INSTRUCTIONS TO FOLLOW:
Leave out the images and set down the records below exactly.

GIVEN RECORDS:

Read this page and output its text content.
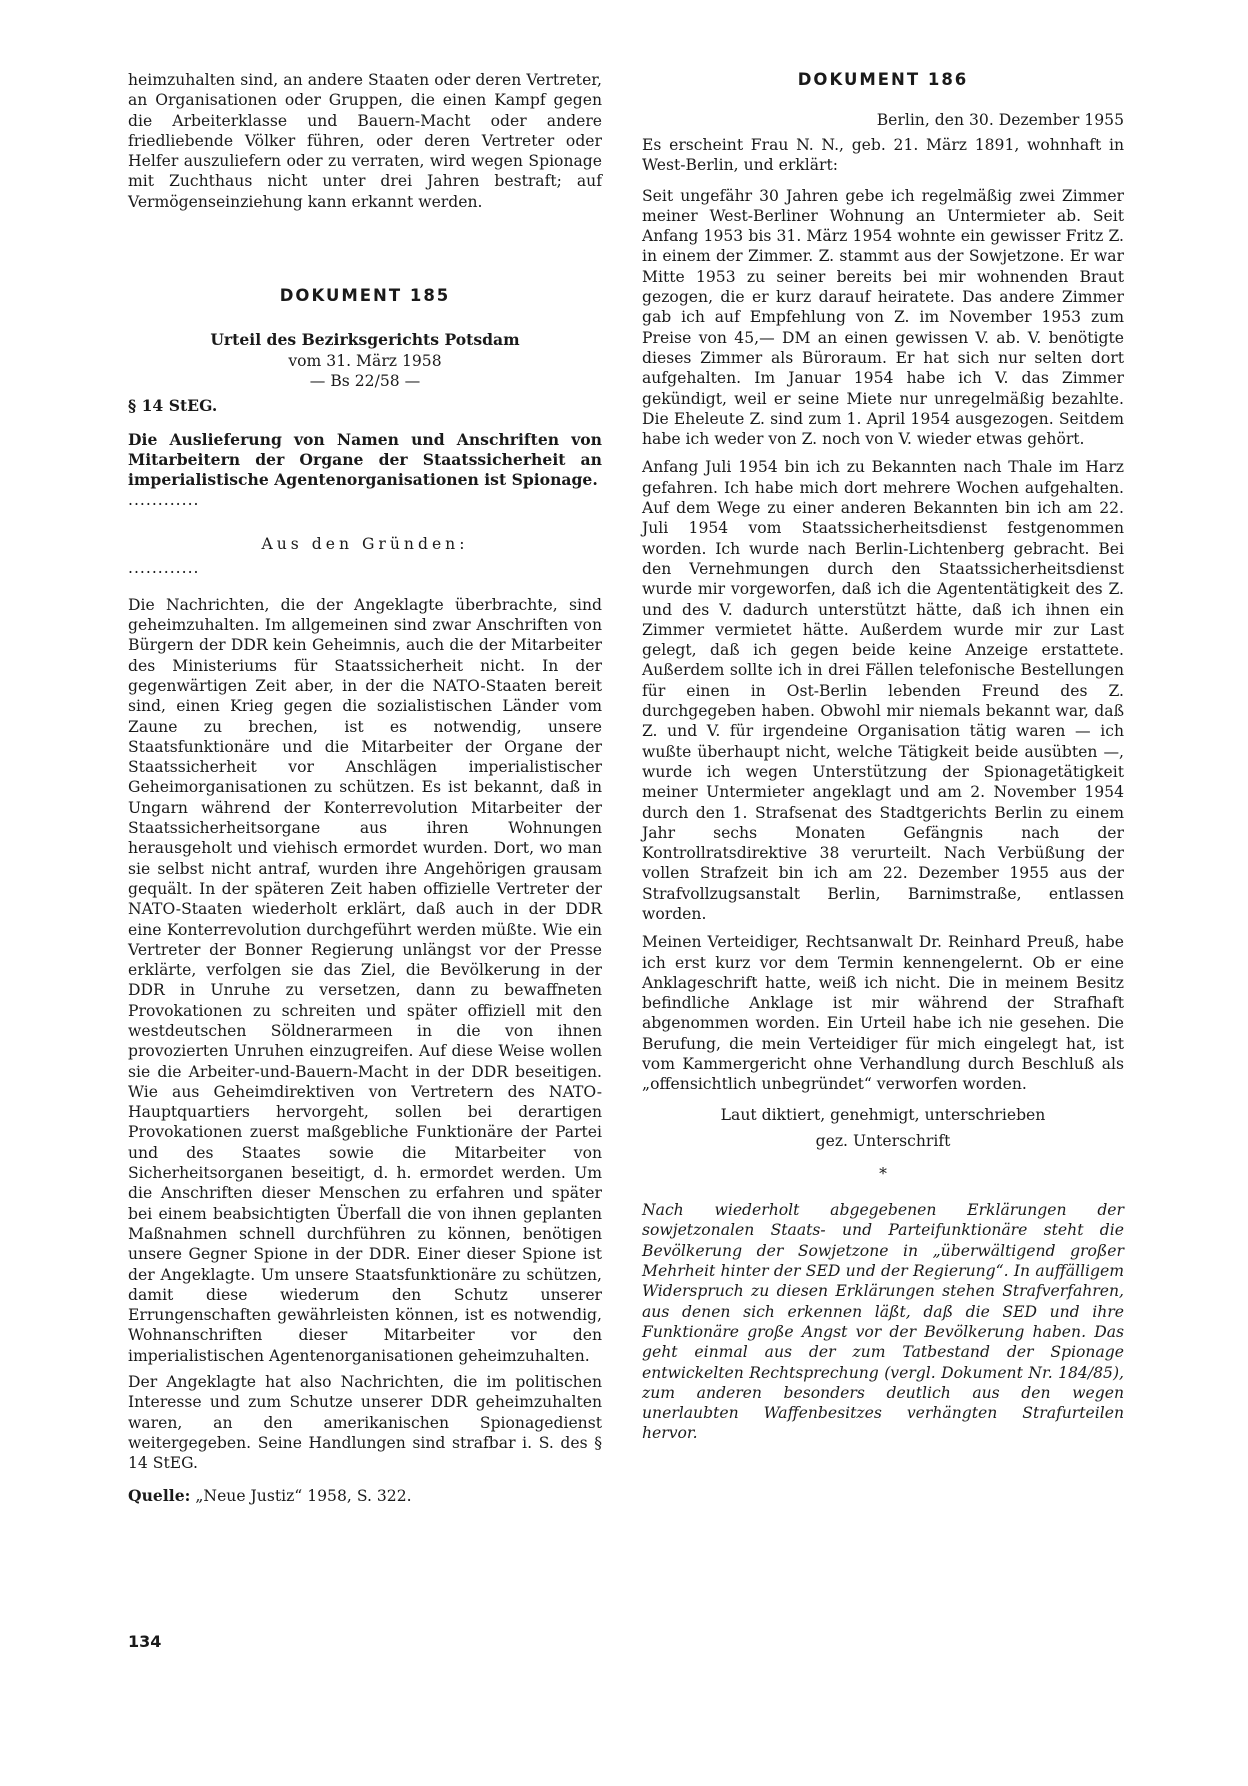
heimzuhalten sind, an andere Staaten oder deren Vertreter, an Organisationen oder Gruppen, die einen Kampf gegen die Arbeiterklasse und Bauern-Macht oder andere friedliebende Völker führen, oder deren Vertreter oder Helfer auszuliefern oder zu verraten, wird wegen Spionage mit Zuchthaus nicht unter drei Jahren bestraft; auf Vermögenseinziehung kann erkannt werden.

DOKUMENT 185

Urteil des Bezirksgerichts Potsdam

vom 31. März 1958

— Bs 22/58 —

§ 14 StEG.

Die Auslieferung von Namen und Anschriften von Mitarbeitern der Organe der Staatssicherheit an imperialistische Agentenorganisationen ist Spionage.

............

Aus den Gründen:

............

Die Nachrichten, die der Angeklagte überbrachte, sind geheimzuhalten. Im allgemeinen sind zwar Anschriften von Bürgern der DDR kein Geheimnis, auch die der Mitarbeiter des Ministeriums für Staatssicherheit nicht. In der gegenwärtigen Zeit aber, in der die NATO-Staaten bereit sind, einen Krieg gegen die sozialistischen Länder vom Zaune zu brechen, ist es notwendig, unsere Staatsfunktionäre und die Mitarbeiter der Organe der Staatssicherheit vor Anschlägen imperialistischer Geheimorganisationen zu schützen. Es ist bekannt, daß in Ungarn während der Konterrevolution Mitarbeiter der Staatssicherheitsorgane aus ihren Wohnungen herausgeholt und viehisch ermordet wurden. Dort, wo man sie selbst nicht antraf, wurden ihre Angehörigen grausam gequält. In der späteren Zeit haben offizielle Vertreter der NATO-Staaten wiederholt erklärt, daß auch in der DDR eine Konterrevolution durchgeführt werden müßte. Wie ein Vertreter der Bonner Regierung unlängst vor der Presse erklärte, verfolgen sie das Ziel, die Bevölkerung in der DDR in Unruhe zu versetzen, dann zu bewaffneten Provokationen zu schreiten und später offiziell mit den westdeutschen Söldnerarmeen in die von ihnen provozierten Unruhen einzugreifen. Auf diese Weise wollen sie die Arbeiter-und-Bauern-Macht in der DDR beseitigen. Wie aus Geheimdirektiven von Vertretern des NATO-Hauptquartiers hervorgeht, sollen bei derartigen Provokationen zuerst maßgebliche Funktionäre der Partei und des Staates sowie die Mitarbeiter von Sicherheitsorganen beseitigt, d. h. ermordet werden. Um die Anschriften dieser Menschen zu erfahren und später bei einem beabsichtigten Überfall die von ihnen geplanten Maßnahmen schnell durchführen zu können, benötigen unsere Gegner Spione in der DDR. Einer dieser Spione ist der Angeklagte. Um unsere Staatsfunktionäre zu schützen, damit diese wiederum den Schutz unserer Errungenschaften gewährleisten können, ist es notwendig, Wohnanschriften dieser Mitarbeiter vor den imperialistischen Agentenorganisationen geheimzuhalten.

Der Angeklagte hat also Nachrichten, die im politischen Interesse und zum Schutze unserer DDR geheimzuhalten waren, an den amerikanischen Spionagedienst weitergegeben. Seine Handlungen sind strafbar i. S. des § 14 StEG.

Quelle: „Neue Justiz“ 1958, S. 322.

DOKUMENT 186

Berlin, den 30. Dezember 1955

Es erscheint Frau N. N., geb. 21. März 1891, wohnhaft in West-Berlin, und erklärt:

Seit ungefähr 30 Jahren gebe ich regelmäßig zwei Zimmer meiner West-Berliner Wohnung an Untermieter ab. Seit Anfang 1953 bis 31. März 1954 wohnte ein gewisser Fritz Z. in einem der Zimmer. Z. stammt aus der Sowjetzone. Er war Mitte 1953 zu seiner bereits bei mir wohnenden Braut gezogen, die er kurz darauf heiratete. Das andere Zimmer gab ich auf Empfehlung von Z. im November 1953 zum Preise von 45,— DM an einen gewissen V. ab. V. benötigte dieses Zimmer als Büroraum. Er hat sich nur selten dort aufgehalten. Im Januar 1954 habe ich V. das Zimmer gekündigt, weil er seine Miete nur unregelmäßig bezahlte. Die Eheleute Z. sind zum 1. April 1954 ausgezogen. Seitdem habe ich weder von Z. noch von V. wieder etwas gehört.

Anfang Juli 1954 bin ich zu Bekannten nach Thale im Harz gefahren. Ich habe mich dort mehrere Wochen aufgehalten. Auf dem Wege zu einer anderen Bekannten bin ich am 22. Juli 1954 vom Staatssicherheitsdienst festgenommen worden. Ich wurde nach Berlin-Lichtenberg gebracht. Bei den Vernehmungen durch den Staatssicherheitsdienst wurde mir vorgeworfen, daß ich die Agententätigkeit des Z. und des V. dadurch unterstützt hätte, daß ich ihnen ein Zimmer vermietet hätte. Außerdem wurde mir zur Last gelegt, daß ich gegen beide keine Anzeige erstattete. Außerdem sollte ich in drei Fällen telefonische Bestellungen für einen in Ost-Berlin lebenden Freund des Z. durchgegeben haben. Obwohl mir niemals bekannt war, daß Z. und V. für irgendeine Organisation tätig waren — ich wußte überhaupt nicht, welche Tätigkeit beide ausübten —, wurde ich wegen Unterstützung der Spionagetätigkeit meiner Untermieter angeklagt und am 2. November 1954 durch den 1. Strafsenat des Stadtgerichts Berlin zu einem Jahr sechs Monaten Gefängnis nach der Kontrollratsdirektive 38 verurteilt. Nach Verbüßung der vollen Strafzeit bin ich am 22. Dezember 1955 aus der Strafvollzugsanstalt Berlin, Barnimstraße, entlassen worden.

Meinen Verteidiger, Rechtsanwalt Dr. Reinhard Preuß, habe ich erst kurz vor dem Termin kennengelernt. Ob er eine Anklageschrift hatte, weiß ich nicht. Die in meinem Besitz befindliche Anklage ist mir während der Strafhaft abgenommen worden. Ein Urteil habe ich nie gesehen. Die Berufung, die mein Verteidiger für mich eingelegt hat, ist vom Kammergericht ohne Verhandlung durch Beschluß als „offensichtlich unbegründet“ verworfen worden.

Laut diktiert, genehmigt, unterschrieben

gez. Unterschrift

*

Nach wiederholt abgegebenen Erklärungen der sowjetzonalen Staats- und Parteifunktionäre steht die Bevölkerung der Sowjetzone in „überwältigend großer Mehrheit hinter der SED und der Regierung“. In auffälligem Widerspruch zu diesen Erklärungen stehen Strafverfahren, aus denen sich erkennen läßt, daß die SED und ihre Funktionäre große Angst vor der Bevölkerung haben. Das geht einmal aus der zum Tatbestand der Spionage entwickelten Rechtsprechung (vergl. Dokument Nr. 184/85), zum anderen besonders deutlich aus den wegen unerlaubten Waffenbesitzes verhängten Strafurteilen hervor.

134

EXERCISE SOLUTION:
Read this page and output its text content.
heimzuhalten sind, an andere Staaten oder deren Vertreter, an Organisationen oder Gruppen, die einen Kampf gegen die Arbeiterklasse und Bauern-Macht oder andere friedliebende Völker führen, oder deren Vertreter oder Helfer auszuliefern oder zu verraten, wird wegen Spionage mit Zuchthaus nicht unter drei Jahren bestraft; auf Vermögenseinziehung kann erkannt werden.

DOKUMENT 185

Urteil des Bezirksgerichts Potsdam

vom 31. März 1958

— Bs 22/58 —

§ 14 StEG.

Die Auslieferung von Namen und Anschriften von Mitarbeitern der Organe der Staatssicherheit an imperialistische Agentenorganisationen ist Spionage.

............

Aus den Gründen:

............

Die Nachrichten, die der Angeklagte überbrachte, sind geheimzuhalten. Im allgemeinen sind zwar Anschriften von Bürgern der DDR kein Geheimnis, auch die der Mitarbeiter des Ministeriums für Staatssicherheit nicht. In der gegenwärtigen Zeit aber, in der die NATO-Staaten bereit sind, einen Krieg gegen die sozialistischen Länder vom Zaune zu brechen, ist es notwendig, unsere Staatsfunktionäre und die Mitarbeiter der Organe der Staatssicherheit vor Anschlägen imperialistischer Geheimorganisationen zu schützen. Es ist bekannt, daß in Ungarn während der Konterrevolution Mitarbeiter der Staatssicherheitsorgane aus ihren Wohnungen herausgeholt und viehisch ermordet wurden. Dort, wo man sie selbst nicht antraf, wurden ihre Angehörigen grausam gequält. In der späteren Zeit haben offizielle Vertreter der NATO-Staaten wiederholt erklärt, daß auch in der DDR eine Konterrevolution durchgeführt werden müßte. Wie ein Vertreter der Bonner Regierung unlängst vor der Presse erklärte, verfolgen sie das Ziel, die Bevölkerung in der DDR in Unruhe zu versetzen, dann zu bewaffneten Provokationen zu schreiten und später offiziell mit den westdeutschen Söldnerarmeen in die von ihnen provozierten Unruhen einzugreifen. Auf diese Weise wollen sie die Arbeiter-und-Bauern-Macht in der DDR beseitigen. Wie aus Geheimdirektiven von Vertretern des NATO-Hauptquartiers hervorgeht, sollen bei derartigen Provokationen zuerst maßgebliche Funktionäre der Partei und des Staates sowie die Mitarbeiter von Sicherheitsorganen beseitigt, d. h. ermordet werden. Um die Anschriften dieser Menschen zu erfahren und später bei einem beabsichtigten Überfall die von ihnen geplanten Maßnahmen schnell durchführen zu können, benötigen unsere Gegner Spione in der DDR. Einer dieser Spione ist der Angeklagte. Um unsere Staatsfunktionäre zu schützen, damit diese wiederum den Schutz unserer Errungenschaften gewährleisten können, ist es notwendig, Wohnanschriften dieser Mitarbeiter vor den imperialistischen Agentenorganisationen geheimzuhalten.

Der Angeklagte hat also Nachrichten, die im politischen Interesse und zum Schutze unserer DDR geheimzuhalten waren, an den amerikanischen Spionagedienst weitergegeben. Seine Handlungen sind strafbar i. S. des § 14 StEG.

Quelle: „Neue Justiz“ 1958, S. 322.

DOKUMENT 186

Berlin, den 30. Dezember 1955

Es erscheint Frau N. N., geb. 21. März 1891, wohnhaft in West-Berlin, und erklärt:

Seit ungefähr 30 Jahren gebe ich regelmäßig zwei Zimmer meiner West-Berliner Wohnung an Untermieter ab. Seit Anfang 1953 bis 31. März 1954 wohnte ein gewisser Fritz Z. in einem der Zimmer. Z. stammt aus der Sowjetzone. Er war Mitte 1953 zu seiner bereits bei mir wohnenden Braut gezogen, die er kurz darauf heiratete. Das andere Zimmer gab ich auf Empfehlung von Z. im November 1953 zum Preise von 45,— DM an einen gewissen V. ab. V. benötigte dieses Zimmer als Büroraum. Er hat sich nur selten dort aufgehalten. Im Januar 1954 habe ich V. das Zimmer gekündigt, weil er seine Miete nur unregelmäßig bezahlte. Die Eheleute Z. sind zum 1. April 1954 ausgezogen. Seitdem habe ich weder von Z. noch von V. wieder etwas gehört.

Anfang Juli 1954 bin ich zu Bekannten nach Thale im Harz gefahren. Ich habe mich dort mehrere Wochen aufgehalten. Auf dem Wege zu einer anderen Bekannten bin ich am 22. Juli 1954 vom Staatssicherheitsdienst festgenommen worden. Ich wurde nach Berlin-Lichtenberg gebracht. Bei den Vernehmungen durch den Staatssicherheitsdienst wurde mir vorgeworfen, daß ich die Agententätigkeit des Z. und des V. dadurch unterstützt hätte, daß ich ihnen ein Zimmer vermietet hätte. Außerdem wurde mir zur Last gelegt, daß ich gegen beide keine Anzeige erstattete. Außerdem sollte ich in drei Fällen telefonische Bestellungen für einen in Ost-Berlin lebenden Freund des Z. durchgegeben haben. Obwohl mir niemals bekannt war, daß Z. und V. für irgendeine Organisation tätig waren — ich wußte überhaupt nicht, welche Tätigkeit beide ausübten —, wurde ich wegen Unterstützung der Spionagetätigkeit meiner Untermieter angeklagt und am 2. November 1954 durch den 1. Strafsenat des Stadtgerichts Berlin zu einem Jahr sechs Monaten Gefängnis nach der Kontrollratsdirektive 38 verurteilt. Nach Verbüßung der vollen Strafzeit bin ich am 22. Dezember 1955 aus der Strafvollzugsanstalt Berlin, Barnimstraße, entlassen worden.

Meinen Verteidiger, Rechtsanwalt Dr. Reinhard Preuß, habe ich erst kurz vor dem Termin kennengelernt. Ob er eine Anklageschrift hatte, weiß ich nicht. Die in meinem Besitz befindliche Anklage ist mir während der Strafhaft abgenommen worden. Ein Urteil habe ich nie gesehen. Die Berufung, die mein Verteidiger für mich eingelegt hat, ist vom Kammergericht ohne Verhandlung durch Beschluß als „offensichtlich unbegründet“ verworfen worden.

Laut diktiert, genehmigt, unterschrieben

gez. Unterschrift

*

Nach wiederholt abgegebenen Erklärungen der sowjetzonalen Staats- und Parteifunktionäre steht die Bevölkerung der Sowjetzone in „überwältigend großer Mehrheit hinter der SED und der Regierung“. In auffälligem Widerspruch zu diesen Erklärungen stehen Strafverfahren, aus denen sich erkennen läßt, daß die SED und ihre Funktionäre große Angst vor der Bevölkerung haben. Das geht einmal aus der zum Tatbestand der Spionage entwickelten Rechtsprechung (vergl. Dokument Nr. 184/85), zum anderen besonders deutlich aus den wegen unerlaubten Waffenbesitzes verhängten Strafurteilen hervor.

134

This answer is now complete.